▸ **EXERCISE OBJECTIVE**: Write out all the lines again, precisely as they stand, but without the images.

** Start **

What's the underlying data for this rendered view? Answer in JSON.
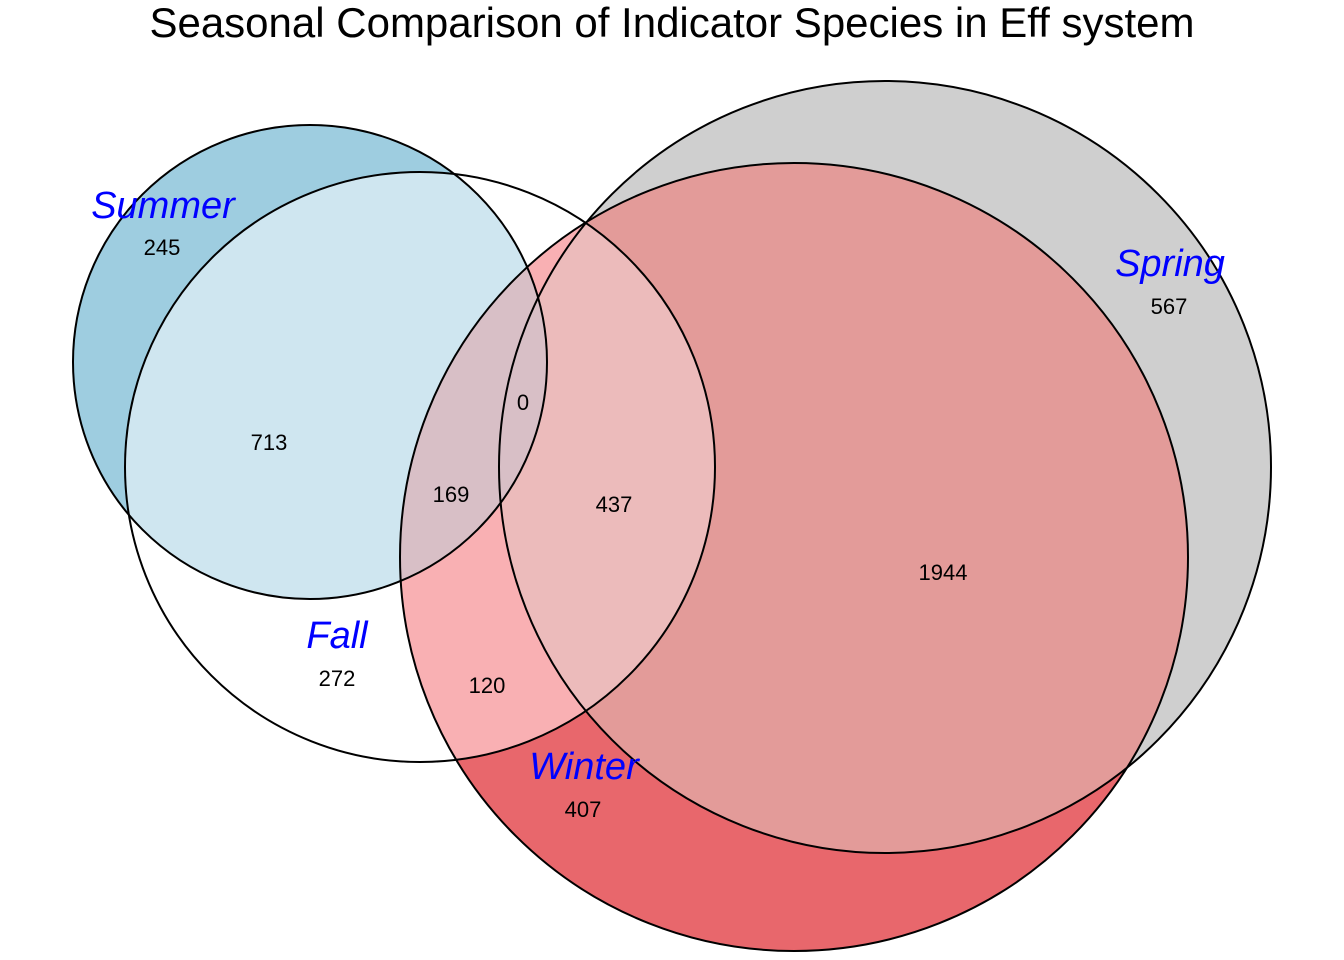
{
  "title": "Seasonal Comparison of Indicator Species in Eff system",
  "label_color": "#0000ff",
  "colors": {
    "summer_fill": "#9ecde0",
    "spring_fill": "#cfcfcf",
    "winter_fill": "#e8676c",
    "fall_summer_overlap": "#cfe6f0",
    "fall_winter_overlap": "#f9b0b3",
    "spring_winter_overlap": "#e39b99",
    "fall_spring_winter_overlap": "#ecbbbb",
    "summer_fall_winter_overlap": "#d8bfc6"
  },
  "sets": [
    {
      "key": "summer",
      "label": "Summer",
      "only_count": "245"
    },
    {
      "key": "fall",
      "label": "Fall",
      "only_count": "272"
    },
    {
      "key": "winter",
      "label": "Winter",
      "only_count": "407"
    },
    {
      "key": "spring",
      "label": "Spring",
      "only_count": "567"
    }
  ],
  "intersections": {
    "summer_fall": "713",
    "summer_fall_winter": "169",
    "summer_fall_winter_spring": "0",
    "fall_winter_spring": "437",
    "fall_winter": "120",
    "winter_spring": "1944"
  }
}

** End **

▸ **THE RESULT**:
What's the underlying data for this rendered view? Answer in JSON.
{
  "title": "Seasonal Comparison of Indicator Species in Eff system",
  "label_color": "#0000ff",
  "colors": {
    "summer_fill": "#9ecde0",
    "spring_fill": "#cfcfcf",
    "winter_fill": "#e8676c",
    "fall_summer_overlap": "#cfe6f0",
    "fall_winter_overlap": "#f9b0b3",
    "spring_winter_overlap": "#e39b99",
    "fall_spring_winter_overlap": "#ecbbbb",
    "summer_fall_winter_overlap": "#d8bfc6"
  },
  "sets": [
    {
      "key": "summer",
      "label": "Summer",
      "only_count": "245"
    },
    {
      "key": "fall",
      "label": "Fall",
      "only_count": "272"
    },
    {
      "key": "winter",
      "label": "Winter",
      "only_count": "407"
    },
    {
      "key": "spring",
      "label": "Spring",
      "only_count": "567"
    }
  ],
  "intersections": {
    "summer_fall": "713",
    "summer_fall_winter": "169",
    "summer_fall_winter_spring": "0",
    "fall_winter_spring": "437",
    "fall_winter": "120",
    "winter_spring": "1944"
  }
}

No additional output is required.